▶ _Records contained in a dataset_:
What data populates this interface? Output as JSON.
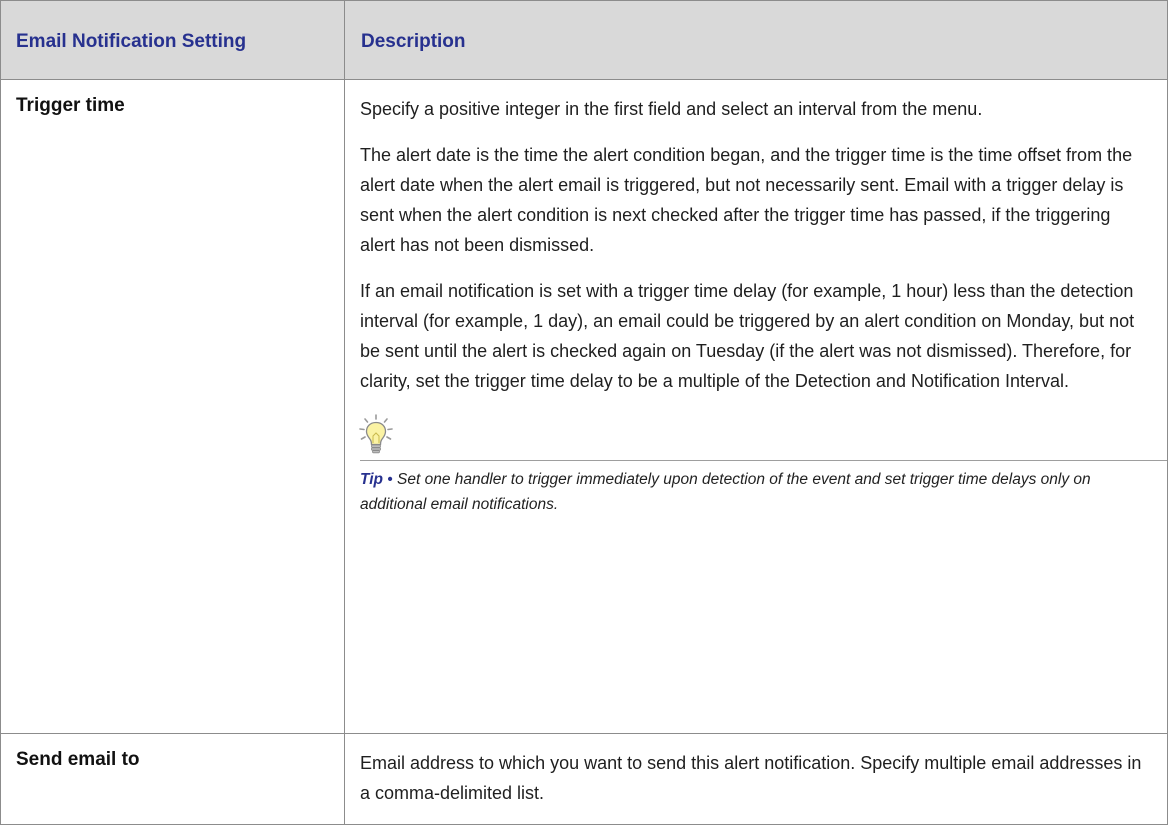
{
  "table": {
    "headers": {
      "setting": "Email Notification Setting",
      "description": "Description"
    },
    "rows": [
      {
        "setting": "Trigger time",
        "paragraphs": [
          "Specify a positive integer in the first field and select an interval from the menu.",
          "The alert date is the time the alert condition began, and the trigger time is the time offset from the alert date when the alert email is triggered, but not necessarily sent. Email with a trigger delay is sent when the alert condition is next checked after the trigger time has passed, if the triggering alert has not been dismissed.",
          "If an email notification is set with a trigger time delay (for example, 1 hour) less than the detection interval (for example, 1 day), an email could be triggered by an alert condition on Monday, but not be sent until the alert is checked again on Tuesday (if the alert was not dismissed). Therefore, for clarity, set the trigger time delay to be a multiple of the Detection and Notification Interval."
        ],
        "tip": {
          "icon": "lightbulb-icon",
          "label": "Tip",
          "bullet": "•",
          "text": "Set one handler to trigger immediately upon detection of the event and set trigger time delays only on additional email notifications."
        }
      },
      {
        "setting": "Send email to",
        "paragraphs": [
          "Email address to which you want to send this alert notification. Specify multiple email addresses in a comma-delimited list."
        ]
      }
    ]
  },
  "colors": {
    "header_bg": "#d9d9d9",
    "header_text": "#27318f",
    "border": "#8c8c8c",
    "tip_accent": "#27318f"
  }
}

▶ _EXERCISE REQUIREMENTS_:
Scan the listing above for the word "this" and copy every line that holds it.

▶ _SOLUTION BELOW_:
What data populates this interface? Output as JSON.
          "Email address to which you want to send this alert notification. Specify multiple email addresses in a comma-delimited list."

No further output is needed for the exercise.